[Data listing]
● ● ● ● ●
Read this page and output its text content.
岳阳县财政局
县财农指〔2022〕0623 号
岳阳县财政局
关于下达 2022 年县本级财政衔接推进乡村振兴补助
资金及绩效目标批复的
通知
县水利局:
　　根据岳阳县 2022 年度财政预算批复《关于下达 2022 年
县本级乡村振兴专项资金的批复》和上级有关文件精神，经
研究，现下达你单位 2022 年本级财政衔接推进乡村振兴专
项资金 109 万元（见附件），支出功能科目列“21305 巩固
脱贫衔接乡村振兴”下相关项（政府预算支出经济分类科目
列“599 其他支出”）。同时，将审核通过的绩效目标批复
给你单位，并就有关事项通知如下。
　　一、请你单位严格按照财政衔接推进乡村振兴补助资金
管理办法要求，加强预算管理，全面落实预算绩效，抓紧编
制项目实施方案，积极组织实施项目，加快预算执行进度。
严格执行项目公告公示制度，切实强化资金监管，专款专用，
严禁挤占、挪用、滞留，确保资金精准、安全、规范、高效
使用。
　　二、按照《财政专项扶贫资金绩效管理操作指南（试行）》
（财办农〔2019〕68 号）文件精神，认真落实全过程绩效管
● ● ● ● ●
What to produce | Each entry above needs to be retyped exactly.

The completed task |
Read this page and output its text content.
岳阳县财政局
县财农指〔2022〕0623 号
岳阳县财政局
关于下达 2022 年县本级财政衔接推进乡村振兴补助
资金及绩效目标批复的
通知
县水利局:
　　根据岳阳县 2022 年度财政预算批复《关于下达 2022 年
县本级乡村振兴专项资金的批复》和上级有关文件精神，经
研究，现下达你单位 2022 年本级财政衔接推进乡村振兴专
项资金 109 万元（见附件），支出功能科目列“21305 巩固
脱贫衔接乡村振兴”下相关项（政府预算支出经济分类科目
列“599 其他支出”）。同时，将审核通过的绩效目标批复
给你单位，并就有关事项通知如下。
　　一、请你单位严格按照财政衔接推进乡村振兴补助资金
管理办法要求，加强预算管理，全面落实预算绩效，抓紧编
制项目实施方案，积极组织实施项目，加快预算执行进度。
严格执行项目公告公示制度，切实强化资金监管，专款专用，
严禁挤占、挪用、滞留，确保资金精准、安全、规范、高效
使用。
　　二、按照《财政专项扶贫资金绩效管理操作指南（试行）》
（财办农〔2019〕68 号）文件精神，认真落实全过程绩效管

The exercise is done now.